- GOAL -
Retype the records below exactly as they appear, but leave out any pictures.

>> Begin PROVIDED ENTRIES

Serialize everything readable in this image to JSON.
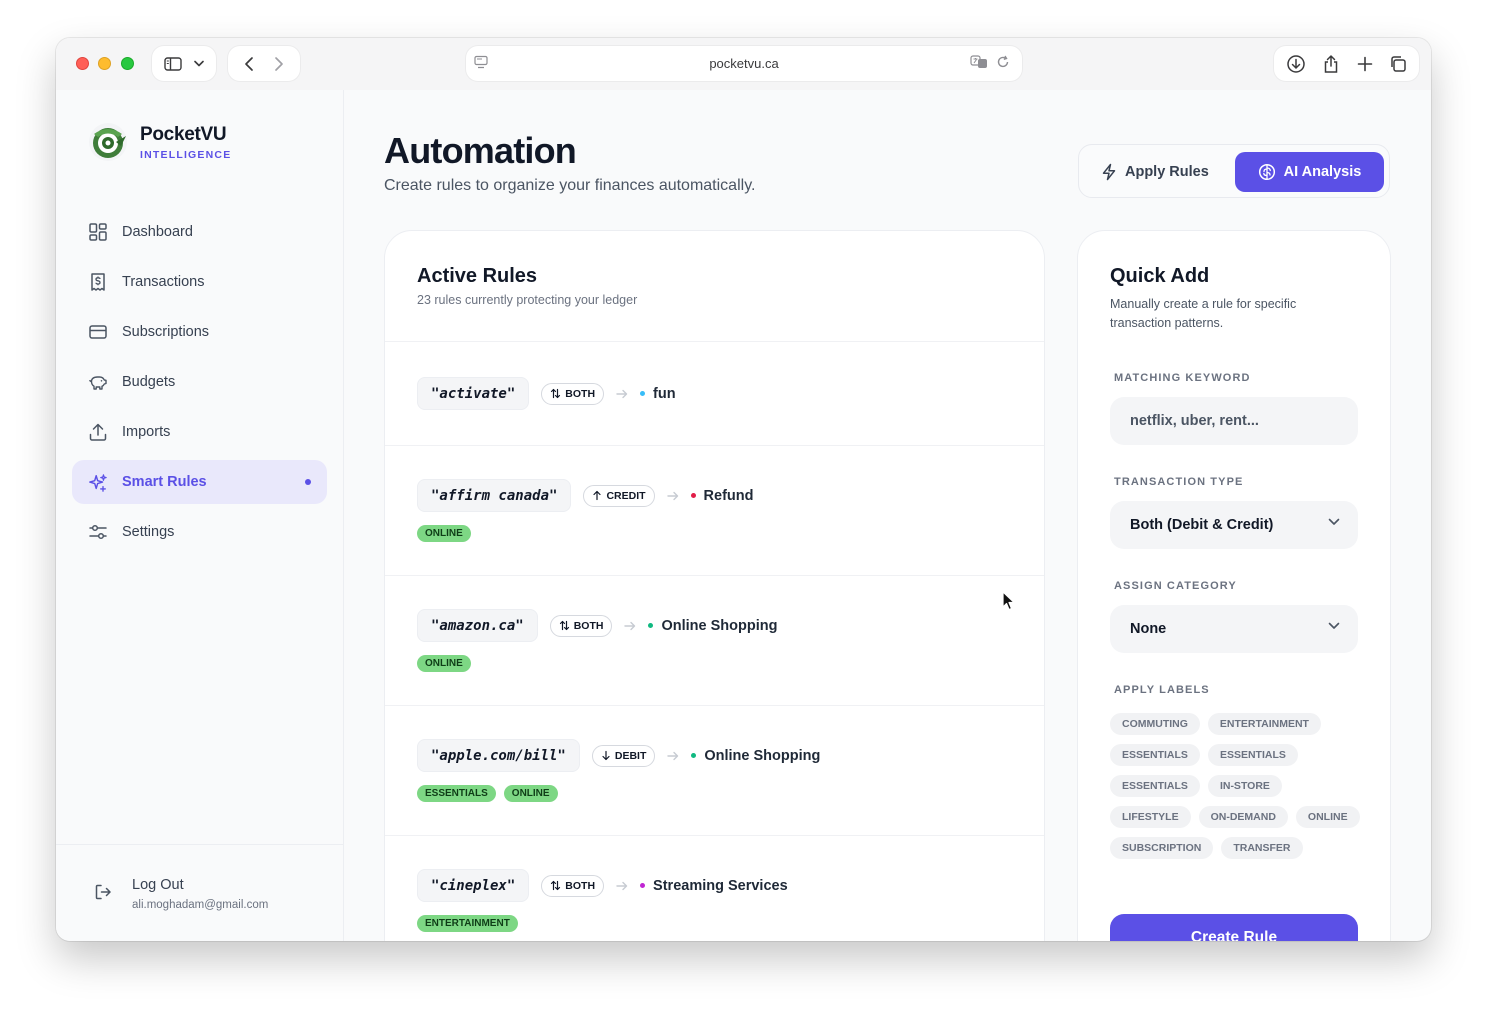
{
  "browser": {
    "url": "pocketvu.ca"
  },
  "brand": {
    "name": "PocketVU",
    "tagline": "INTELLIGENCE"
  },
  "nav": {
    "items": [
      {
        "label": "Dashboard",
        "icon": "dashboard-icon"
      },
      {
        "label": "Transactions",
        "icon": "receipt-icon"
      },
      {
        "label": "Subscriptions",
        "icon": "credit-card-icon"
      },
      {
        "label": "Budgets",
        "icon": "piggy-bank-icon"
      },
      {
        "label": "Imports",
        "icon": "upload-icon"
      },
      {
        "label": "Smart Rules",
        "icon": "sparkles-icon",
        "active": true
      },
      {
        "label": "Settings",
        "icon": "sliders-icon"
      }
    ]
  },
  "user": {
    "logout_label": "Log Out",
    "email": "ali.moghadam@gmail.com"
  },
  "page": {
    "title": "Automation",
    "subtitle": "Create rules to organize your finances automatically.",
    "apply_rules_label": "Apply Rules",
    "ai_analysis_label": "AI Analysis"
  },
  "rules": {
    "title": "Active Rules",
    "subtitle": "23 rules currently protecting your ledger",
    "items": [
      {
        "keyword": "\"activate\"",
        "direction": "BOTH",
        "category": "fun",
        "category_color": "#38bdf8",
        "labels": []
      },
      {
        "keyword": "\"affirm canada\"",
        "direction": "CREDIT",
        "category": "Refund",
        "category_color": "#e11d48",
        "labels": [
          "ONLINE"
        ]
      },
      {
        "keyword": "\"amazon.ca\"",
        "direction": "BOTH",
        "category": "Online Shopping",
        "category_color": "#10b981",
        "labels": [
          "ONLINE"
        ]
      },
      {
        "keyword": "\"apple.com/bill\"",
        "direction": "DEBIT",
        "category": "Online Shopping",
        "category_color": "#10b981",
        "labels": [
          "ESSENTIALS",
          "ONLINE"
        ]
      },
      {
        "keyword": "\"cineplex\"",
        "direction": "BOTH",
        "category": "Streaming Services",
        "category_color": "#c026d3",
        "labels": [
          "ENTERTAINMENT"
        ]
      }
    ]
  },
  "quick_add": {
    "title": "Quick Add",
    "subtitle": "Manually create a rule for specific transaction patterns.",
    "keyword_label": "MATCHING KEYWORD",
    "keyword_placeholder": "netflix, uber, rent...",
    "type_label": "TRANSACTION TYPE",
    "type_value": "Both (Debit & Credit)",
    "category_label": "ASSIGN CATEGORY",
    "category_value": "None",
    "labels_label": "APPLY LABELS",
    "labels": [
      "COMMUTING",
      "ENTERTAINMENT",
      "ESSENTIALS",
      "ESSENTIALS",
      "ESSENTIALS",
      "IN-STORE",
      "LIFESTYLE",
      "ON-DEMAND",
      "ONLINE",
      "SUBSCRIPTION",
      "TRANSFER"
    ],
    "create_label": "Create Rule"
  },
  "colors": {
    "accent": "#5b50e6",
    "label_green": "#7dd784"
  }
}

>> End PROVIDED ENTRIES

- TASK ANSWER -
Serialize everything readable in this image to JSON.
{
  "browser": {
    "url": "pocketvu.ca"
  },
  "brand": {
    "name": "PocketVU",
    "tagline": "INTELLIGENCE"
  },
  "nav": {
    "items": [
      {
        "label": "Dashboard",
        "icon": "dashboard-icon"
      },
      {
        "label": "Transactions",
        "icon": "receipt-icon"
      },
      {
        "label": "Subscriptions",
        "icon": "credit-card-icon"
      },
      {
        "label": "Budgets",
        "icon": "piggy-bank-icon"
      },
      {
        "label": "Imports",
        "icon": "upload-icon"
      },
      {
        "label": "Smart Rules",
        "icon": "sparkles-icon",
        "active": true
      },
      {
        "label": "Settings",
        "icon": "sliders-icon"
      }
    ]
  },
  "user": {
    "logout_label": "Log Out",
    "email": "ali.moghadam@gmail.com"
  },
  "page": {
    "title": "Automation",
    "subtitle": "Create rules to organize your finances automatically.",
    "apply_rules_label": "Apply Rules",
    "ai_analysis_label": "AI Analysis"
  },
  "rules": {
    "title": "Active Rules",
    "subtitle": "23 rules currently protecting your ledger",
    "items": [
      {
        "keyword": "\"activate\"",
        "direction": "BOTH",
        "category": "fun",
        "category_color": "#38bdf8",
        "labels": []
      },
      {
        "keyword": "\"affirm canada\"",
        "direction": "CREDIT",
        "category": "Refund",
        "category_color": "#e11d48",
        "labels": [
          "ONLINE"
        ]
      },
      {
        "keyword": "\"amazon.ca\"",
        "direction": "BOTH",
        "category": "Online Shopping",
        "category_color": "#10b981",
        "labels": [
          "ONLINE"
        ]
      },
      {
        "keyword": "\"apple.com/bill\"",
        "direction": "DEBIT",
        "category": "Online Shopping",
        "category_color": "#10b981",
        "labels": [
          "ESSENTIALS",
          "ONLINE"
        ]
      },
      {
        "keyword": "\"cineplex\"",
        "direction": "BOTH",
        "category": "Streaming Services",
        "category_color": "#c026d3",
        "labels": [
          "ENTERTAINMENT"
        ]
      }
    ]
  },
  "quick_add": {
    "title": "Quick Add",
    "subtitle": "Manually create a rule for specific transaction patterns.",
    "keyword_label": "MATCHING KEYWORD",
    "keyword_placeholder": "netflix, uber, rent...",
    "type_label": "TRANSACTION TYPE",
    "type_value": "Both (Debit & Credit)",
    "category_label": "ASSIGN CATEGORY",
    "category_value": "None",
    "labels_label": "APPLY LABELS",
    "labels": [
      "COMMUTING",
      "ENTERTAINMENT",
      "ESSENTIALS",
      "ESSENTIALS",
      "ESSENTIALS",
      "IN-STORE",
      "LIFESTYLE",
      "ON-DEMAND",
      "ONLINE",
      "SUBSCRIPTION",
      "TRANSFER"
    ],
    "create_label": "Create Rule"
  },
  "colors": {
    "accent": "#5b50e6",
    "label_green": "#7dd784"
  }
}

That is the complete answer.